>> Begin

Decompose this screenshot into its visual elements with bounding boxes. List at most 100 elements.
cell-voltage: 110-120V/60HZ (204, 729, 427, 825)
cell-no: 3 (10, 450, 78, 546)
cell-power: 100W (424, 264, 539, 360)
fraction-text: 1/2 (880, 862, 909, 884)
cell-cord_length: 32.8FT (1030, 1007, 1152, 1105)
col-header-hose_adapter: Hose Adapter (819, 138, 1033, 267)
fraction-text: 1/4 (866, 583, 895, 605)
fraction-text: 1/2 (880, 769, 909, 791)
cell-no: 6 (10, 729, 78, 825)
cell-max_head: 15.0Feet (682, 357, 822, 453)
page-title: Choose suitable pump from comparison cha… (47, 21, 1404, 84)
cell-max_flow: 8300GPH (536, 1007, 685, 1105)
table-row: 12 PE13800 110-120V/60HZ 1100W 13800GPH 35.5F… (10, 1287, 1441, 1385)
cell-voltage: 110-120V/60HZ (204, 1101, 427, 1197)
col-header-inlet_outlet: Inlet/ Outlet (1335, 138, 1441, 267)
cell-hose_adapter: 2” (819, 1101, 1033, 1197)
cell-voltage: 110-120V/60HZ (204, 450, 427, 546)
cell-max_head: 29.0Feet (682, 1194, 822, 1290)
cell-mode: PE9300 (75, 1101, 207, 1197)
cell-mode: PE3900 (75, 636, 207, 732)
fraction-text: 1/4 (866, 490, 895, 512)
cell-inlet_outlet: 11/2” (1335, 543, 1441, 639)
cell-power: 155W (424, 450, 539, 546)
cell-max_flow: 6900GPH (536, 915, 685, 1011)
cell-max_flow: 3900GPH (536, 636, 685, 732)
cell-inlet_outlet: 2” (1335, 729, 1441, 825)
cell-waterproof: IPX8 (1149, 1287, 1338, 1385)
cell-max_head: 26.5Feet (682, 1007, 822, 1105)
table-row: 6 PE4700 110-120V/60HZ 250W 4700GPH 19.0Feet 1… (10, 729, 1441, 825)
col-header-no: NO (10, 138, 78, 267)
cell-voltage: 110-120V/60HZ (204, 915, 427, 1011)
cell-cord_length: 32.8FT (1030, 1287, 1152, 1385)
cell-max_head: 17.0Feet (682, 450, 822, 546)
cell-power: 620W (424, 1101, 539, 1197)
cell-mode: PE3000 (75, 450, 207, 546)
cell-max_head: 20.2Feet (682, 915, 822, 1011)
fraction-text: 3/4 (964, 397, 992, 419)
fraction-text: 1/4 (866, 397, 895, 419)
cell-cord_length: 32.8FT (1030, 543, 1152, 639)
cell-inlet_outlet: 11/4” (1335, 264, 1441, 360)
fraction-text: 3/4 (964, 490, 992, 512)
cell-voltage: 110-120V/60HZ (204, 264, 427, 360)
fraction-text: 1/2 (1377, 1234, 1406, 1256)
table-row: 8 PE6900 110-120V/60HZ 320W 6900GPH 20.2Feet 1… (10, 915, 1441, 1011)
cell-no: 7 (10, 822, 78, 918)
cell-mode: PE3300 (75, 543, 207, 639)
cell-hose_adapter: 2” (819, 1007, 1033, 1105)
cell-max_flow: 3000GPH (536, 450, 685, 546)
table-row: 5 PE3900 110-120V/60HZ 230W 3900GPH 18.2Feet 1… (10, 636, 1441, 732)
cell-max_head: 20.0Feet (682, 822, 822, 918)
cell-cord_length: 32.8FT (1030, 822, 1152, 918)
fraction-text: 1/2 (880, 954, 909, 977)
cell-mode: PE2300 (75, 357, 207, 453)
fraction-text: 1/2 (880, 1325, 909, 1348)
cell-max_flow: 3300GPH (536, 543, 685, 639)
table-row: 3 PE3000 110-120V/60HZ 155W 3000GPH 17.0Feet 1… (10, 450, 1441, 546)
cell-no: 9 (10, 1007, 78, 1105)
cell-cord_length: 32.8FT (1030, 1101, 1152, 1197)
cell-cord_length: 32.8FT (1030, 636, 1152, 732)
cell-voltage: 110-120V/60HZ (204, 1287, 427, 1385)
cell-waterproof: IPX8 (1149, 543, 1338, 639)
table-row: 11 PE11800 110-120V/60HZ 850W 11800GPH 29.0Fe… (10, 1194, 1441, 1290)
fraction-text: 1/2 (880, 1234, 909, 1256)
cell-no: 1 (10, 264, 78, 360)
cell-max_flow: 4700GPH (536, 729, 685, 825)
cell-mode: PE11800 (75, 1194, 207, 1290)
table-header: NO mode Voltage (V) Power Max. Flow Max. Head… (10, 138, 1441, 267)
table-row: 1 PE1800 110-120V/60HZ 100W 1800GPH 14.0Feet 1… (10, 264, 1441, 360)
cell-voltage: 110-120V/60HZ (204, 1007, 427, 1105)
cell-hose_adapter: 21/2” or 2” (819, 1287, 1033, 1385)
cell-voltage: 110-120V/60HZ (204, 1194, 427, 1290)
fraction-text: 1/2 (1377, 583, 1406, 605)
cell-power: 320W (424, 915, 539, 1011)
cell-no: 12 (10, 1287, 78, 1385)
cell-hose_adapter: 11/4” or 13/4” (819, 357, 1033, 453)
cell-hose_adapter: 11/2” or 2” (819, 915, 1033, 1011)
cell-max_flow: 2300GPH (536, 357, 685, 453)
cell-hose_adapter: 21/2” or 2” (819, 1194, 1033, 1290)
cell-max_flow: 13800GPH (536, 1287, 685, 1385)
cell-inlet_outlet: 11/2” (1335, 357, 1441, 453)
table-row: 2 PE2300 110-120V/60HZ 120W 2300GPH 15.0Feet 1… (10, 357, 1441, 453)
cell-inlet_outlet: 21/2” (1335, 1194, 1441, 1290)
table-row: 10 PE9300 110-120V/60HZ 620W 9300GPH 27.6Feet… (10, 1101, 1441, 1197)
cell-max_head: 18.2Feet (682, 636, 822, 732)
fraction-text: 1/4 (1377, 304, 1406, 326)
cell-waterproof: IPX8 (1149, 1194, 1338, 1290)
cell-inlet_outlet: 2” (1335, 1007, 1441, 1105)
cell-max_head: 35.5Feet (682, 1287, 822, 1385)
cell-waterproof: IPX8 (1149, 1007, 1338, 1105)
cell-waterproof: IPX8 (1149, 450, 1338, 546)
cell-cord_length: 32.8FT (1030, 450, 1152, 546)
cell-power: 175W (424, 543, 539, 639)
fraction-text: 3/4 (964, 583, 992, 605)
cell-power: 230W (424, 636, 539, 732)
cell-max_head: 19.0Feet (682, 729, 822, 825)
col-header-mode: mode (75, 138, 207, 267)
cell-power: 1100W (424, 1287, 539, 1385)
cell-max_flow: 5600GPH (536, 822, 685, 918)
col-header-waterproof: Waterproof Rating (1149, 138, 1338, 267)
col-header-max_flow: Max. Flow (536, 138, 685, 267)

>> End

→ **Stated exercise**
Please update the data above by changing every "IPX8" to "IPX7" and leaving everything else as it is.

→ **Written solution**
Decompose this screenshot into its visual elements with bounding boxes. List at most 100 elements.
cell-voltage: 110-120V/60HZ (204, 729, 427, 825)
cell-no: 3 (10, 450, 78, 546)
cell-power: 100W (424, 264, 539, 360)
fraction-text: 1/2 (880, 862, 909, 884)
cell-cord_length: 32.8FT (1030, 1007, 1152, 1105)
col-header-hose_adapter: Hose Adapter (819, 138, 1033, 267)
fraction-text: 1/4 (866, 583, 895, 605)
fraction-text: 1/2 (880, 769, 909, 791)
cell-no: 6 (10, 729, 78, 825)
cell-max_head: 15.0Feet (682, 357, 822, 453)
page-title: Choose suitable pump from comparison cha… (47, 21, 1404, 84)
cell-max_flow: 8300GPH (536, 1007, 685, 1105)
table-row: 12 PE13800 110-120V/60HZ 1100W 13800GPH 35.5F… (10, 1287, 1441, 1385)
cell-voltage: 110-120V/60HZ (204, 1101, 427, 1197)
col-header-inlet_outlet: Inlet/ Outlet (1335, 138, 1441, 267)
cell-hose_adapter: 2” (819, 1101, 1033, 1197)
cell-voltage: 110-120V/60HZ (204, 450, 427, 546)
cell-max_head: 29.0Feet (682, 1194, 822, 1290)
cell-mode: PE9300 (75, 1101, 207, 1197)
cell-mode: PE3900 (75, 636, 207, 732)
fraction-text: 1/4 (866, 490, 895, 512)
cell-inlet_outlet: 11/2” (1335, 543, 1441, 639)
cell-power: 155W (424, 450, 539, 546)
cell-max_flow: 6900GPH (536, 915, 685, 1011)
cell-max_flow: 3900GPH (536, 636, 685, 732)
cell-inlet_outlet: 2” (1335, 729, 1441, 825)
cell-waterproof: IPX7 (1149, 1287, 1338, 1385)
cell-max_head: 26.5Feet (682, 1007, 822, 1105)
table-row: 6 PE4700 110-120V/60HZ 250W 4700GPH 19.0Feet 1… (10, 729, 1441, 825)
col-header-no: NO (10, 138, 78, 267)
cell-voltage: 110-120V/60HZ (204, 915, 427, 1011)
cell-cord_length: 32.8FT (1030, 1287, 1152, 1385)
cell-max_head: 17.0Feet (682, 450, 822, 546)
cell-power: 620W (424, 1101, 539, 1197)
cell-mode: PE3000 (75, 450, 207, 546)
cell-max_head: 20.2Feet (682, 915, 822, 1011)
fraction-text: 3/4 (964, 397, 992, 419)
fraction-text: 1/4 (866, 397, 895, 419)
cell-cord_length: 32.8FT (1030, 543, 1152, 639)
cell-inlet_outlet: 11/4” (1335, 264, 1441, 360)
fraction-text: 3/4 (964, 490, 992, 512)
cell-voltage: 110-120V/60HZ (204, 264, 427, 360)
fraction-text: 1/2 (1377, 1234, 1406, 1256)
table-row: 8 PE6900 110-120V/60HZ 320W 6900GPH 20.2Feet 1… (10, 915, 1441, 1011)
cell-no: 7 (10, 822, 78, 918)
cell-mode: PE3300 (75, 543, 207, 639)
cell-hose_adapter: 2” (819, 1007, 1033, 1105)
cell-max_flow: 3000GPH (536, 450, 685, 546)
table-row: 5 PE3900 110-120V/60HZ 230W 3900GPH 18.2Feet 1… (10, 636, 1441, 732)
cell-max_head: 20.0Feet (682, 822, 822, 918)
cell-cord_length: 32.8FT (1030, 822, 1152, 918)
fraction-text: 1/2 (880, 954, 909, 977)
cell-mode: PE2300 (75, 357, 207, 453)
fraction-text: 1/2 (880, 1325, 909, 1348)
cell-max_flow: 3300GPH (536, 543, 685, 639)
table-row: 3 PE3000 110-120V/60HZ 155W 3000GPH 17.0Feet 1… (10, 450, 1441, 546)
cell-no: 9 (10, 1007, 78, 1105)
cell-cord_length: 32.8FT (1030, 1101, 1152, 1197)
cell-cord_length: 32.8FT (1030, 636, 1152, 732)
cell-voltage: 110-120V/60HZ (204, 1287, 427, 1385)
cell-waterproof: IPX7 (1149, 543, 1338, 639)
table-row: 11 PE11800 110-120V/60HZ 850W 11800GPH 29.0Fe… (10, 1194, 1441, 1290)
fraction-text: 1/2 (880, 1234, 909, 1256)
cell-no: 1 (10, 264, 78, 360)
cell-max_flow: 4700GPH (536, 729, 685, 825)
cell-mode: PE11800 (75, 1194, 207, 1290)
table-header: NO mode Voltage (V) Power Max. Flow Max. Head… (10, 138, 1441, 267)
table-row: 1 PE1800 110-120V/60HZ 100W 1800GPH 14.0Feet 1… (10, 264, 1441, 360)
cell-voltage: 110-120V/60HZ (204, 1007, 427, 1105)
cell-hose_adapter: 21/2” or 2” (819, 1287, 1033, 1385)
cell-voltage: 110-120V/60HZ (204, 1194, 427, 1290)
fraction-text: 1/2 (1377, 583, 1406, 605)
cell-power: 320W (424, 915, 539, 1011)
cell-no: 12 (10, 1287, 78, 1385)
cell-hose_adapter: 11/4” or 13/4” (819, 357, 1033, 453)
cell-hose_adapter: 11/2” or 2” (819, 915, 1033, 1011)
cell-max_flow: 2300GPH (536, 357, 685, 453)
cell-hose_adapter: 21/2” or 2” (819, 1194, 1033, 1290)
cell-max_flow: 13800GPH (536, 1287, 685, 1385)
cell-inlet_outlet: 11/2” (1335, 357, 1441, 453)
table-row: 2 PE2300 110-120V/60HZ 120W 2300GPH 15.0Feet 1… (10, 357, 1441, 453)
cell-inlet_outlet: 21/2” (1335, 1194, 1441, 1290)
table-row: 10 PE9300 110-120V/60HZ 620W 9300GPH 27.6Feet… (10, 1101, 1441, 1197)
cell-max_head: 18.2Feet (682, 636, 822, 732)
fraction-text: 1/4 (1377, 304, 1406, 326)
cell-waterproof: IPX7 (1149, 1194, 1338, 1290)
cell-inlet_outlet: 2” (1335, 1007, 1441, 1105)
cell-max_head: 35.5Feet (682, 1287, 822, 1385)
cell-waterproof: IPX7 (1149, 1007, 1338, 1105)
cell-waterproof: IPX7 (1149, 450, 1338, 546)
cell-cord_length: 32.8FT (1030, 450, 1152, 546)
cell-power: 175W (424, 543, 539, 639)
fraction-text: 3/4 (964, 583, 992, 605)
cell-power: 230W (424, 636, 539, 732)
cell-max_head: 19.0Feet (682, 729, 822, 825)
col-header-mode: mode (75, 138, 207, 267)
cell-power: 1100W (424, 1287, 539, 1385)
cell-max_flow: 5600GPH (536, 822, 685, 918)
col-header-waterproof: Waterproof Rating (1149, 138, 1338, 267)
col-header-max_flow: Max. Flow (536, 138, 685, 267)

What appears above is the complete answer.